— START Input —
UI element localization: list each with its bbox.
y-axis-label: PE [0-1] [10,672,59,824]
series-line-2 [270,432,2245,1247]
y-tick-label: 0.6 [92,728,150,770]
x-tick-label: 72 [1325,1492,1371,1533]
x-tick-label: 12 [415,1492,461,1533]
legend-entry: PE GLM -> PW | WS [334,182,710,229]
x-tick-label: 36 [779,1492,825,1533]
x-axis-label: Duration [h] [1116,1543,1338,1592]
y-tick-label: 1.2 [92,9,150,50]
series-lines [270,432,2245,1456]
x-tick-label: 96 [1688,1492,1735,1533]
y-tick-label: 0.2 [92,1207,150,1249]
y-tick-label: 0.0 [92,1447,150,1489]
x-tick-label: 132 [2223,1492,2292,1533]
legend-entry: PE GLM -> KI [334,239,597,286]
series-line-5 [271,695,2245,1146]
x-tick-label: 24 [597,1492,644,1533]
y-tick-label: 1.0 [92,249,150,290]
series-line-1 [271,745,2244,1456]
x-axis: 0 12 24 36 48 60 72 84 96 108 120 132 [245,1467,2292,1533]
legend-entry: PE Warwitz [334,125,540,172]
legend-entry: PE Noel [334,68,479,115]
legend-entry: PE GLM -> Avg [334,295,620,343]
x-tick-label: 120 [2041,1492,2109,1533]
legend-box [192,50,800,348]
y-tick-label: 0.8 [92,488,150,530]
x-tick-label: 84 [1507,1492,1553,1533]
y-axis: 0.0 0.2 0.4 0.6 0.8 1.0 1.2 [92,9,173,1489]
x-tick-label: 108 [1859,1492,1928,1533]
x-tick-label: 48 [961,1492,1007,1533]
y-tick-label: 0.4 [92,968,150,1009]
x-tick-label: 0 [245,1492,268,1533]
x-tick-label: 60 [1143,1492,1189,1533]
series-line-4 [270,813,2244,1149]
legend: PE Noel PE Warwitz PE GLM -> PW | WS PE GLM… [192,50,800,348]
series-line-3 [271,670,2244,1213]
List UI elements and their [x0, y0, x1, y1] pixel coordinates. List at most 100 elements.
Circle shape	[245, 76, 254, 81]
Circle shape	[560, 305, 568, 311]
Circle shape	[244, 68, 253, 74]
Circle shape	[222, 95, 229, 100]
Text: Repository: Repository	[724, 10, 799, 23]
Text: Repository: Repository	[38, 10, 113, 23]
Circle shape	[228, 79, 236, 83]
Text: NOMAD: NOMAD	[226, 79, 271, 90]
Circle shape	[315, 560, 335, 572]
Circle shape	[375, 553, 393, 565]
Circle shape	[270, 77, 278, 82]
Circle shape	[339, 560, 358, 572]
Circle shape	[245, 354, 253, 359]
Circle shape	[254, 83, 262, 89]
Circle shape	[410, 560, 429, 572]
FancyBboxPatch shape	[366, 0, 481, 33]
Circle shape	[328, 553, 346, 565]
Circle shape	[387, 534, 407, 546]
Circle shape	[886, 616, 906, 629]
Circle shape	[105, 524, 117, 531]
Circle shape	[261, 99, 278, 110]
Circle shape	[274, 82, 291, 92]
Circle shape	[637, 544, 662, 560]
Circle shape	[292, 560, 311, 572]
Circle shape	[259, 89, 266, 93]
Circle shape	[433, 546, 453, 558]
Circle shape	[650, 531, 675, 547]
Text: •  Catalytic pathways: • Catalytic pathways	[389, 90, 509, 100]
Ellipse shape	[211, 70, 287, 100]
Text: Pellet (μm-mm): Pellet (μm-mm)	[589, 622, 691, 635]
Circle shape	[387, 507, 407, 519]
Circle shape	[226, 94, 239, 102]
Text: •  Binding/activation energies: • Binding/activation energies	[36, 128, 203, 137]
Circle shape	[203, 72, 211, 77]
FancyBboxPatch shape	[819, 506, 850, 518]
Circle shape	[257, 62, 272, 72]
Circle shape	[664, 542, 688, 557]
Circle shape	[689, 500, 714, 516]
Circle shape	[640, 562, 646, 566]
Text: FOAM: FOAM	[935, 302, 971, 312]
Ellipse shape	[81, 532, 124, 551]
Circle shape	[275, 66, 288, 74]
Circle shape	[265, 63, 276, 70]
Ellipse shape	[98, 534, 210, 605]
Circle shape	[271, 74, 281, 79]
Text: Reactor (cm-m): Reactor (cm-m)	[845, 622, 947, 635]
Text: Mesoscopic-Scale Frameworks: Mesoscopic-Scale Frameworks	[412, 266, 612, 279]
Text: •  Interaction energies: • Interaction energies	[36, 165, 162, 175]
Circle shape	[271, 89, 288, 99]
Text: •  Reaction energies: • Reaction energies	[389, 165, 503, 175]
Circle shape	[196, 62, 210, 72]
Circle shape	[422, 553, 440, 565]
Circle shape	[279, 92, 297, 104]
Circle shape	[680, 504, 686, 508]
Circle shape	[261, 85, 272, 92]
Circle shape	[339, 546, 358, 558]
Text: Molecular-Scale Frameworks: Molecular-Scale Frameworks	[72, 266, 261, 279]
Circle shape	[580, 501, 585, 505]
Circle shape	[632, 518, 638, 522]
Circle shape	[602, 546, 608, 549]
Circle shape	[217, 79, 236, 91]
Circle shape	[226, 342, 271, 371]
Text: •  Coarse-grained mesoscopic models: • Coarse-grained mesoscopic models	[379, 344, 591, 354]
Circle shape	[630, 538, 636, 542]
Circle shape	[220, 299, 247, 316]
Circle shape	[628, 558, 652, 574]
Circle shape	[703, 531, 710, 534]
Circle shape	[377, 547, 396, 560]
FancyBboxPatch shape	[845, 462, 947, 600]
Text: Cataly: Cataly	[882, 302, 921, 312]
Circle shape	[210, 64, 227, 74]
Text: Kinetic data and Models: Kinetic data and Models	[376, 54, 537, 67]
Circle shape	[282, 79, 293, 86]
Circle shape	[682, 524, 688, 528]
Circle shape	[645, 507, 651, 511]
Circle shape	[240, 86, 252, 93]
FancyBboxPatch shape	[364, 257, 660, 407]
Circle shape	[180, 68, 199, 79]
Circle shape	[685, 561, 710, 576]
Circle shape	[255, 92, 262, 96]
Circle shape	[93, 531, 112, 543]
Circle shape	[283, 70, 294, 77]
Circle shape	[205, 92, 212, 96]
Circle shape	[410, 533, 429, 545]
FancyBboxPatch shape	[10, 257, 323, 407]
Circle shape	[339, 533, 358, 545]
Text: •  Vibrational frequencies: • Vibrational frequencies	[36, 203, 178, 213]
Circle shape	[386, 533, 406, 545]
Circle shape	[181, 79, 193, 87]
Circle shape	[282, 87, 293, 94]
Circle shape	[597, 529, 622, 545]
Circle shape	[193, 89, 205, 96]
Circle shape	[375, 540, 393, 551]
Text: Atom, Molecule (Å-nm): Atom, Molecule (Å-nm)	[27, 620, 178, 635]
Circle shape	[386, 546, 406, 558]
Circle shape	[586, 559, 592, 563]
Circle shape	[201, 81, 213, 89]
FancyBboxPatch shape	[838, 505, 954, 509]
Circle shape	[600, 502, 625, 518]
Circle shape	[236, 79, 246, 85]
— END Input —
__What you will do__: Give all the items above again, swapping every "Circle shape" for "Round marker" and changing nothing else.

__Written answer__:
UI element localization: list each with its bbox.
y-axis-label: PE [0-1] [10,672,59,824]
series-line-2 [270,432,2245,1247]
y-tick-label: 0.6 [92,728,150,770]
x-tick-label: 72 [1325,1492,1371,1533]
x-tick-label: 12 [415,1492,461,1533]
legend-entry: PE GLM -> PW | WS [334,182,710,229]
x-tick-label: 36 [779,1492,825,1533]
x-axis-label: Duration [h] [1116,1543,1338,1592]
y-tick-label: 1.2 [92,9,150,50]
series-lines [270,432,2245,1456]
x-tick-label: 96 [1688,1492,1735,1533]
y-tick-label: 0.2 [92,1207,150,1249]
y-tick-label: 0.0 [92,1447,150,1489]
x-tick-label: 132 [2223,1492,2292,1533]
legend-entry: PE GLM -> KI [334,239,597,286]
series-line-5 [271,695,2245,1146]
x-tick-label: 24 [597,1492,644,1533]
y-tick-label: 1.0 [92,249,150,290]
series-line-1 [271,745,2244,1456]
x-axis: 0 12 24 36 48 60 72 84 96 108 120 132 [245,1467,2292,1533]
legend-entry: PE Warwitz [334,125,540,172]
legend-entry: PE Noel [334,68,479,115]
legend-entry: PE GLM -> Avg [334,295,620,343]
x-tick-label: 120 [2041,1492,2109,1533]
legend-box [192,50,800,348]
y-tick-label: 0.8 [92,488,150,530]
x-tick-label: 84 [1507,1492,1553,1533]
y-axis: 0.0 0.2 0.4 0.6 0.8 1.0 1.2 [92,9,173,1489]
x-tick-label: 108 [1859,1492,1928,1533]
x-tick-label: 48 [961,1492,1007,1533]
y-tick-label: 0.4 [92,968,150,1009]
x-tick-label: 0 [245,1492,268,1533]
x-tick-label: 60 [1143,1492,1189,1533]
series-line-4 [270,813,2244,1149]
legend: PE Noel PE Warwitz PE GLM -> PW | WS PE GLM… [192,50,800,348]
series-line-3 [271,670,2244,1213]
List UI elements and their [x0, y0, x1, y1] pixel coordinates. List at most 100 elements.
Round marker	[245, 76, 254, 81]
Round marker	[560, 305, 568, 311]
Round marker	[244, 68, 253, 74]
Round marker	[222, 95, 229, 100]
Text: Repository: Repository	[724, 10, 799, 23]
Text: Repository: Repository	[38, 10, 113, 23]
Round marker	[228, 79, 236, 83]
Text: NOMAD: NOMAD	[226, 79, 271, 90]
Round marker	[315, 560, 335, 572]
Round marker	[375, 553, 393, 565]
Round marker	[270, 77, 278, 82]
Round marker	[339, 560, 358, 572]
Round marker	[245, 354, 253, 359]
Round marker	[254, 83, 262, 89]
Round marker	[410, 560, 429, 572]
FancyBboxPatch shape	[366, 0, 481, 33]
Round marker	[328, 553, 346, 565]
Round marker	[387, 534, 407, 546]
Round marker	[886, 616, 906, 629]
Round marker	[105, 524, 117, 531]
Round marker	[261, 99, 278, 110]
Round marker	[274, 82, 291, 92]
Round marker	[637, 544, 662, 560]
Round marker	[292, 560, 311, 572]
Round marker	[259, 89, 266, 93]
Round marker	[433, 546, 453, 558]
Round marker	[650, 531, 675, 547]
Text: •  Catalytic pathways: • Catalytic pathways	[389, 90, 509, 100]
Ellipse shape	[211, 70, 287, 100]
Text: Pellet (μm-mm): Pellet (μm-mm)	[589, 622, 691, 635]
Round marker	[387, 507, 407, 519]
Round marker	[226, 94, 239, 102]
Text: •  Binding/activation energies: • Binding/activation energies	[36, 128, 203, 137]
Round marker	[203, 72, 211, 77]
FancyBboxPatch shape	[819, 506, 850, 518]
Round marker	[257, 62, 272, 72]
Round marker	[664, 542, 688, 557]
Round marker	[689, 500, 714, 516]
Round marker	[640, 562, 646, 566]
Text: FOAM: FOAM	[935, 302, 971, 312]
Ellipse shape	[81, 532, 124, 551]
Round marker	[275, 66, 288, 74]
Round marker	[265, 63, 276, 70]
Ellipse shape	[98, 534, 210, 605]
Round marker	[271, 74, 281, 79]
Text: Reactor (cm-m): Reactor (cm-m)	[845, 622, 947, 635]
Text: Mesoscopic-Scale Frameworks: Mesoscopic-Scale Frameworks	[412, 266, 612, 279]
Text: •  Interaction energies: • Interaction energies	[36, 165, 162, 175]
Round marker	[271, 89, 288, 99]
Text: •  Reaction energies: • Reaction energies	[389, 165, 503, 175]
Round marker	[196, 62, 210, 72]
Round marker	[422, 553, 440, 565]
Round marker	[279, 92, 297, 104]
Round marker	[680, 504, 686, 508]
Round marker	[261, 85, 272, 92]
Round marker	[339, 546, 358, 558]
Text: Molecular-Scale Frameworks: Molecular-Scale Frameworks	[72, 266, 261, 279]
Round marker	[580, 501, 585, 505]
Round marker	[632, 518, 638, 522]
Round marker	[602, 546, 608, 549]
Round marker	[217, 79, 236, 91]
Round marker	[226, 342, 271, 371]
Text: •  Coarse-grained mesoscopic models: • Coarse-grained mesoscopic models	[379, 344, 591, 354]
Round marker	[630, 538, 636, 542]
Round marker	[220, 299, 247, 316]
Round marker	[628, 558, 652, 574]
Round marker	[703, 531, 710, 534]
Round marker	[377, 547, 396, 560]
FancyBboxPatch shape	[845, 462, 947, 600]
Text: Cataly: Cataly	[882, 302, 921, 312]
Round marker	[210, 64, 227, 74]
Text: Kinetic data and Models: Kinetic data and Models	[376, 54, 537, 67]
Round marker	[282, 79, 293, 86]
Round marker	[682, 524, 688, 528]
Round marker	[645, 507, 651, 511]
Round marker	[240, 86, 252, 93]
FancyBboxPatch shape	[364, 257, 660, 407]
Round marker	[180, 68, 199, 79]
Round marker	[685, 561, 710, 576]
Round marker	[255, 92, 262, 96]
Round marker	[93, 531, 112, 543]
Round marker	[283, 70, 294, 77]
Round marker	[205, 92, 212, 96]
Round marker	[410, 533, 429, 545]
FancyBboxPatch shape	[10, 257, 323, 407]
Round marker	[339, 533, 358, 545]
Text: •  Vibrational frequencies: • Vibrational frequencies	[36, 203, 178, 213]
Round marker	[386, 533, 406, 545]
Round marker	[181, 79, 193, 87]
Round marker	[282, 87, 293, 94]
Round marker	[597, 529, 622, 545]
Round marker	[193, 89, 205, 96]
Round marker	[375, 540, 393, 551]
Text: Atom, Molecule (Å-nm): Atom, Molecule (Å-nm)	[27, 620, 178, 635]
Round marker	[386, 546, 406, 558]
Round marker	[586, 559, 592, 563]
Round marker	[201, 81, 213, 89]
FancyBboxPatch shape	[838, 505, 954, 509]
Round marker	[600, 502, 625, 518]
Round marker	[236, 79, 246, 85]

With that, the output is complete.